* **Instructions for the task**:
Show every line where "Agent" occurs.

* **Dataset excerpts**:
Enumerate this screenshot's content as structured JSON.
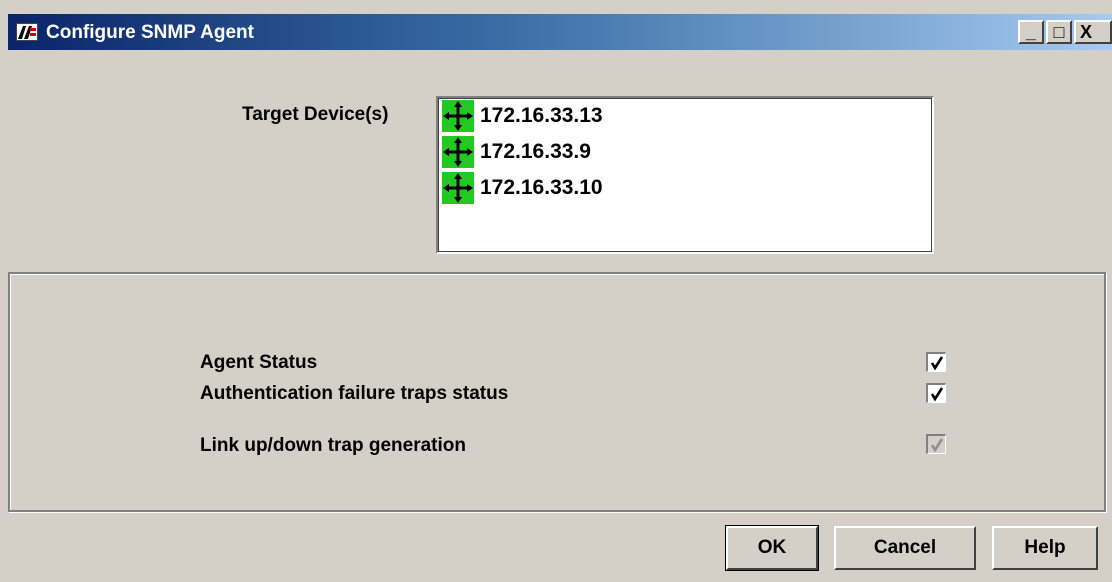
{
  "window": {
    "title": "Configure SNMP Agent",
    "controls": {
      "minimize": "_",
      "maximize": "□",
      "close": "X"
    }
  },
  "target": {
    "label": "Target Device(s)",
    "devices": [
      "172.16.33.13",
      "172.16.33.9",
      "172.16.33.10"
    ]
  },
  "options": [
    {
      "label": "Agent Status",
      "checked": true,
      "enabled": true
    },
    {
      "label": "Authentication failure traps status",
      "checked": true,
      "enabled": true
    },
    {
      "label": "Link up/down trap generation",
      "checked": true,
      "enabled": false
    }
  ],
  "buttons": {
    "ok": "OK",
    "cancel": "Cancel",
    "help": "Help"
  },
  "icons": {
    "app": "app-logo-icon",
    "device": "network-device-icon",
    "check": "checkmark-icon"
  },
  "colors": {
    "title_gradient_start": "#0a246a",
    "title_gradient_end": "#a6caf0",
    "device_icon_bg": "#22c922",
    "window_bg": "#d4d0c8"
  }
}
* * *
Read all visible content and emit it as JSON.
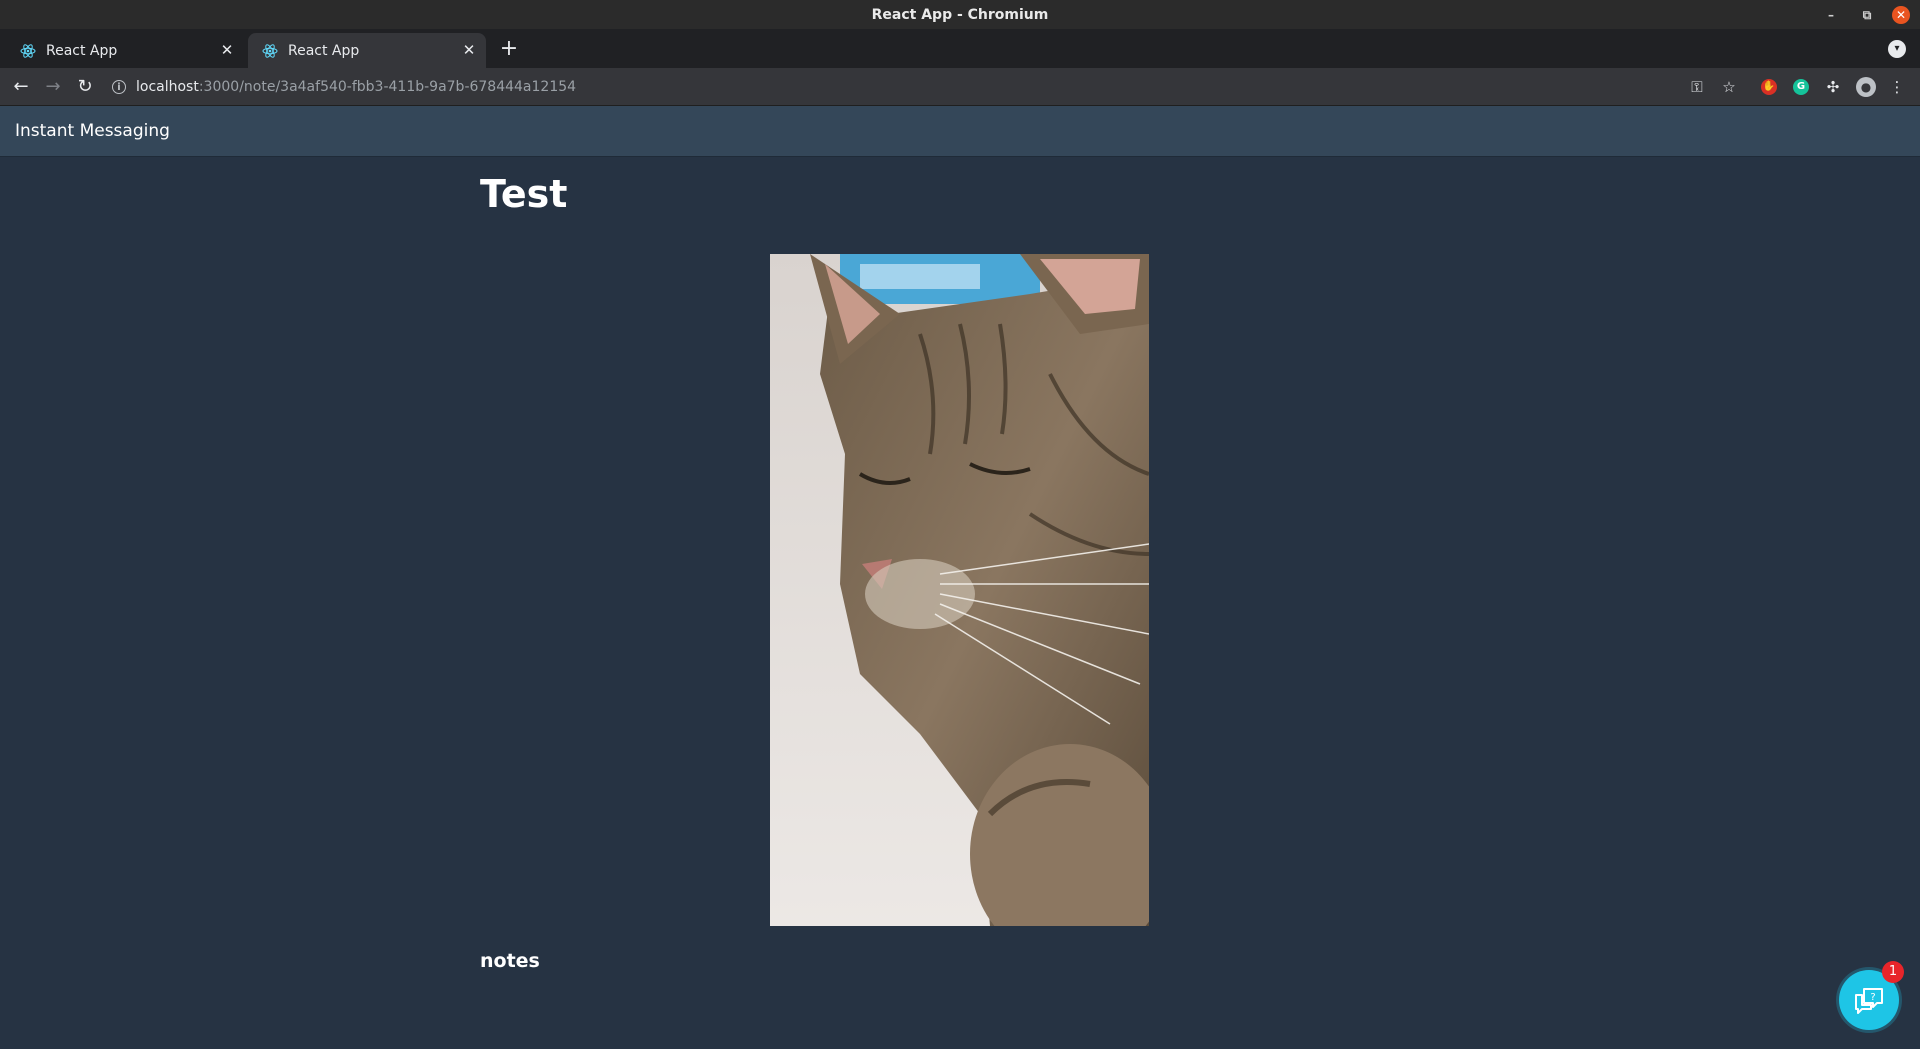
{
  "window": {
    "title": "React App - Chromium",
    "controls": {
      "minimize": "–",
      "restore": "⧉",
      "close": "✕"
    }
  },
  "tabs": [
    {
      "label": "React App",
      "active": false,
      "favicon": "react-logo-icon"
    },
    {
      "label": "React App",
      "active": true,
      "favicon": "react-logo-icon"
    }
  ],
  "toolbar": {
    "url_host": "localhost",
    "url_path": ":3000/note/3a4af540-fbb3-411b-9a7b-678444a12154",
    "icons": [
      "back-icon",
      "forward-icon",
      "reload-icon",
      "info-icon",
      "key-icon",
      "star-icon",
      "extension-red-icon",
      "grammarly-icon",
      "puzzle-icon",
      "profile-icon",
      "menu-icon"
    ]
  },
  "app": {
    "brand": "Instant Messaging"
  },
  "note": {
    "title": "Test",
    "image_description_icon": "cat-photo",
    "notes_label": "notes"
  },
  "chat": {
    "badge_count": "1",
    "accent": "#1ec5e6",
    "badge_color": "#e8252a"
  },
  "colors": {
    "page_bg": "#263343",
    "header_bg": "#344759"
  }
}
...
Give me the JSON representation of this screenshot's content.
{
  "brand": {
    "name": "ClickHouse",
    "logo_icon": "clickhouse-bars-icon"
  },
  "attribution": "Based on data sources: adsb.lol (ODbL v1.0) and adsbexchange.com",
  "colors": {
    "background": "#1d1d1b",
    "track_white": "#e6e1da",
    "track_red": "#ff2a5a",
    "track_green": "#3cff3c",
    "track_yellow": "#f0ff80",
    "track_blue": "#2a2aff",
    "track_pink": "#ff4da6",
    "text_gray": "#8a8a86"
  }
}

* **Full solution**:
    "title": "Configure SNMP Agent",
      "label": "Agent Status",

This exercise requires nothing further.